**Exercise instructions:** Retype the whole listing verbatim and keep the pictures out of it.

**Data lines:**
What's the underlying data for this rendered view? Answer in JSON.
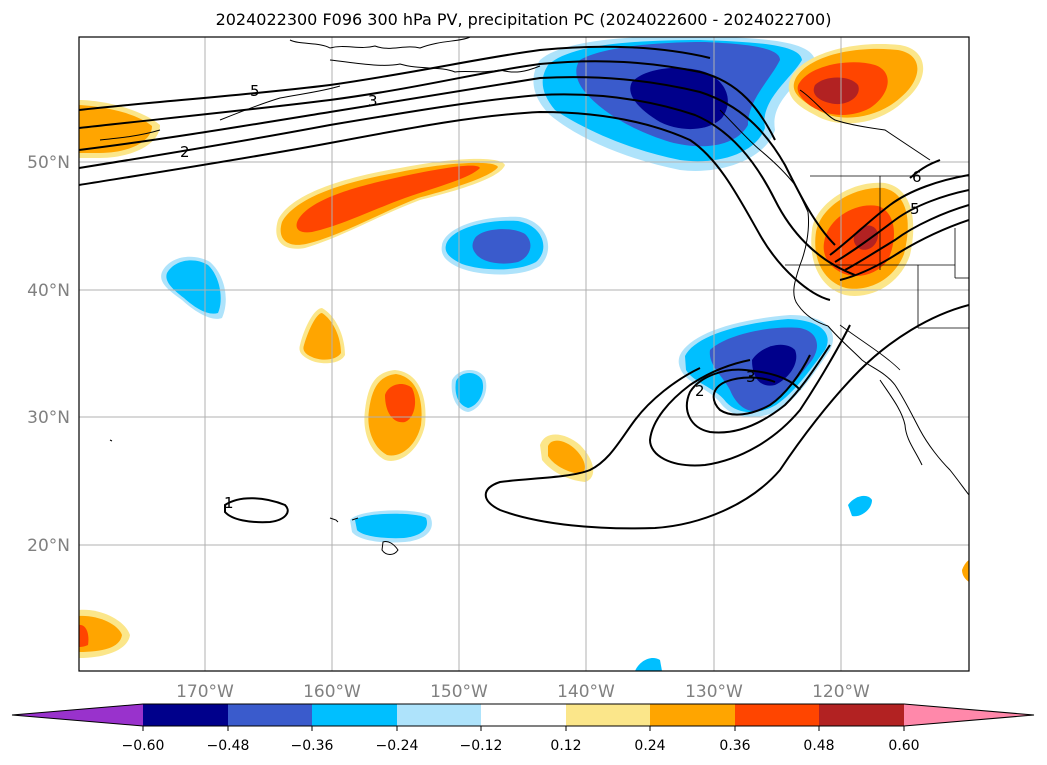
{
  "title": "2024022300 F096 300 hPa PV, precipitation PC (2024022600 - 2024022700)",
  "axes": {
    "lat_labels": [
      "50°N",
      "40°N",
      "30°N",
      "20°N"
    ],
    "lon_labels": [
      "170°W",
      "160°W",
      "150°W",
      "140°W",
      "130°W",
      "120°W"
    ],
    "grid": true,
    "tick_label_color": "#808080"
  },
  "pv_contour_labels": [
    {
      "id": "np-5",
      "text": "5"
    },
    {
      "id": "np-3",
      "text": "3"
    },
    {
      "id": "np-2",
      "text": "2"
    },
    {
      "id": "us-6",
      "text": "6"
    },
    {
      "id": "us-5",
      "text": "5"
    },
    {
      "id": "low-2",
      "text": "2"
    },
    {
      "id": "low-3",
      "text": "3"
    },
    {
      "id": "sub-1",
      "text": "1"
    }
  ],
  "colorbar": {
    "ticks": [
      "−0.60",
      "−0.48",
      "−0.36",
      "−0.24",
      "−0.12",
      "0.12",
      "0.24",
      "0.36",
      "0.48",
      "0.60"
    ],
    "colors": [
      "#9932cc",
      "#00008b",
      "#3a5bcc",
      "#00bfff",
      "#aee3fb",
      "#ffffff",
      "#fbe68a",
      "#ffa500",
      "#ff4500",
      "#b22222",
      "#ff88aa"
    ],
    "extend": "both"
  }
}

**Result of this task:**
What's the underlying data for this rendered view? Answer in JSON.
{
  "title": "2024022300 F096 300 hPa PV, precipitation PC (2024022600 - 2024022700)",
  "axes": {
    "lat_labels": [
      "50°N",
      "40°N",
      "30°N",
      "20°N"
    ],
    "lon_labels": [
      "170°W",
      "160°W",
      "150°W",
      "140°W",
      "130°W",
      "120°W"
    ],
    "grid": true,
    "tick_label_color": "#808080"
  },
  "pv_contour_labels": [
    {
      "id": "np-5",
      "text": "5"
    },
    {
      "id": "np-3",
      "text": "3"
    },
    {
      "id": "np-2",
      "text": "2"
    },
    {
      "id": "us-6",
      "text": "6"
    },
    {
      "id": "us-5",
      "text": "5"
    },
    {
      "id": "low-2",
      "text": "2"
    },
    {
      "id": "low-3",
      "text": "3"
    },
    {
      "id": "sub-1",
      "text": "1"
    }
  ],
  "colorbar": {
    "ticks": [
      "−0.60",
      "−0.48",
      "−0.36",
      "−0.24",
      "−0.12",
      "0.12",
      "0.24",
      "0.36",
      "0.48",
      "0.60"
    ],
    "colors": [
      "#9932cc",
      "#00008b",
      "#3a5bcc",
      "#00bfff",
      "#aee3fb",
      "#ffffff",
      "#fbe68a",
      "#ffa500",
      "#ff4500",
      "#b22222",
      "#ff88aa"
    ],
    "extend": "both"
  }
}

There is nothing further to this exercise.